• Given problem
Every line below is to be copied exactly, with the pictures left out.

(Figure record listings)
◆ ◆ ◆ ◆ ◆ ◆ ◆
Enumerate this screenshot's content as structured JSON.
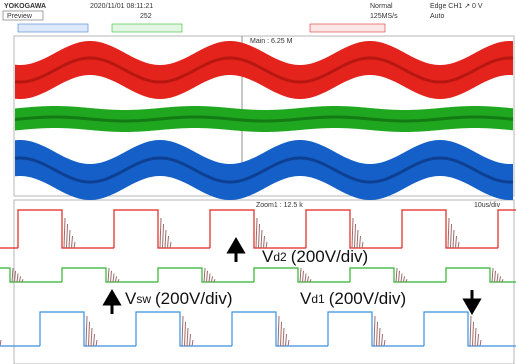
{
  "header": {
    "brand": "YOKOGAWA",
    "datetime": "2020/11/01 08:11:21",
    "mode": "Preview",
    "count": "252",
    "acquisition": "Normal",
    "rate": "125MS/s",
    "trigger": "Edge CH1 ↗ 0 V",
    "trigger_mode": "Auto"
  },
  "panels": {
    "main": "Main : 6.25 M",
    "zoom": "Zoom1 : 12.5 k",
    "timebase": "10us/div"
  },
  "annotations": [
    {
      "symbol": "V",
      "sub": "d2",
      "scale": "(200V/div)"
    },
    {
      "symbol": "V",
      "sub": "sw",
      "scale": "(200V/div)"
    },
    {
      "symbol": "V",
      "sub": "d1",
      "scale": "(200V/div)"
    }
  ]
}
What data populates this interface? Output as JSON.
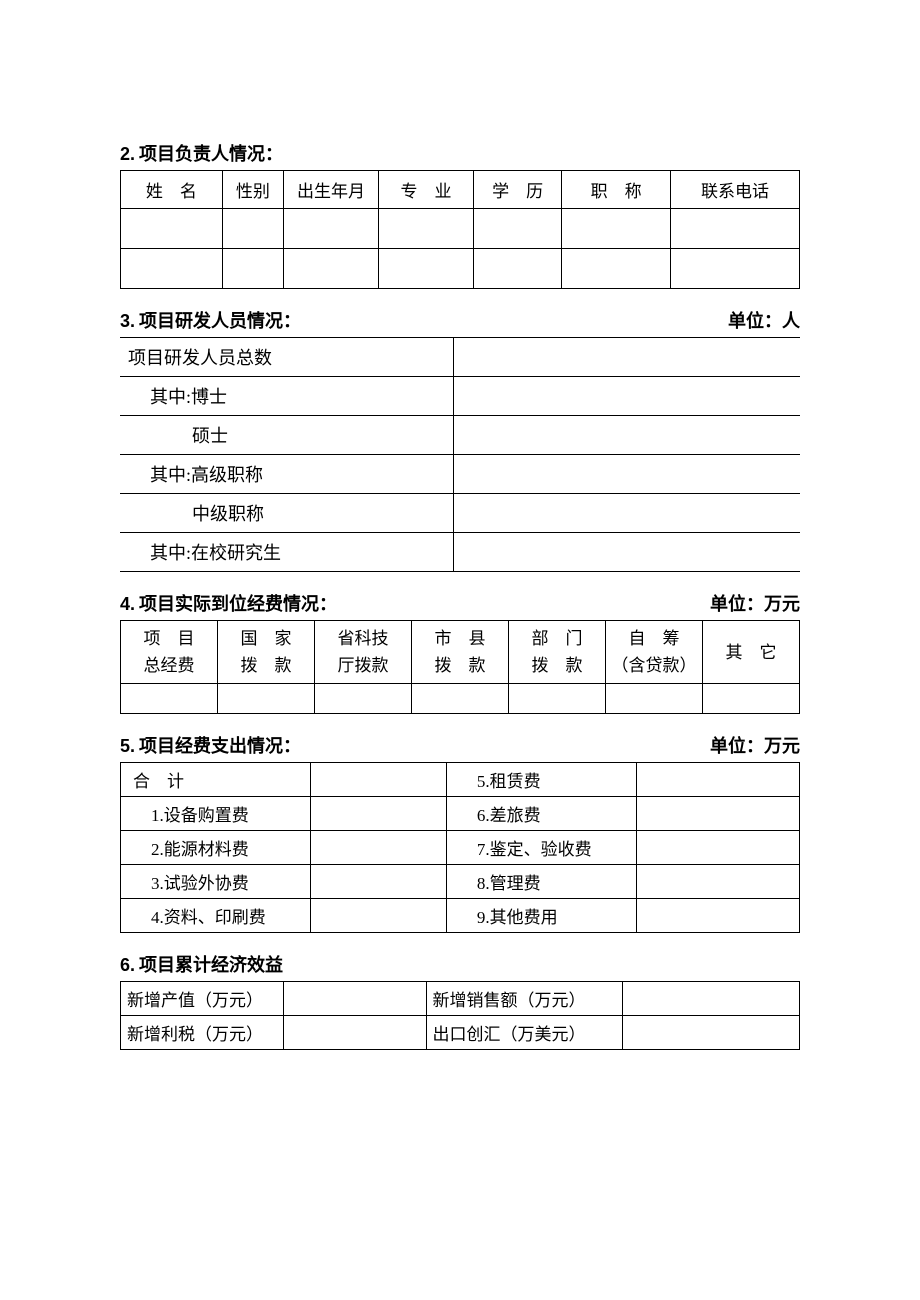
◆ ◆ ◆ ◆ ◆ ◆ ◆
• Response to this exercise
Enumerate this screenshot's content as structured JSON.
{
  "header": {
    "brand": "YOKOGAWA",
    "datetime": "2020/11/01 08:11:21",
    "mode": "Preview",
    "count": "252",
    "acquisition": "Normal",
    "rate": "125MS/s",
    "trigger": "Edge CH1 ↗ 0 V",
    "trigger_mode": "Auto"
  },
  "panels": {
    "main": "Main : 6.25 M",
    "zoom": "Zoom1 : 12.5 k",
    "timebase": "10us/div"
  },
  "annotations": [
    {
      "symbol": "V",
      "sub": "d2",
      "scale": "(200V/div)"
    },
    {
      "symbol": "V",
      "sub": "sw",
      "scale": "(200V/div)"
    },
    {
      "symbol": "V",
      "sub": "d1",
      "scale": "(200V/div)"
    }
  ]
}
What data populates this interface? Output as JSON.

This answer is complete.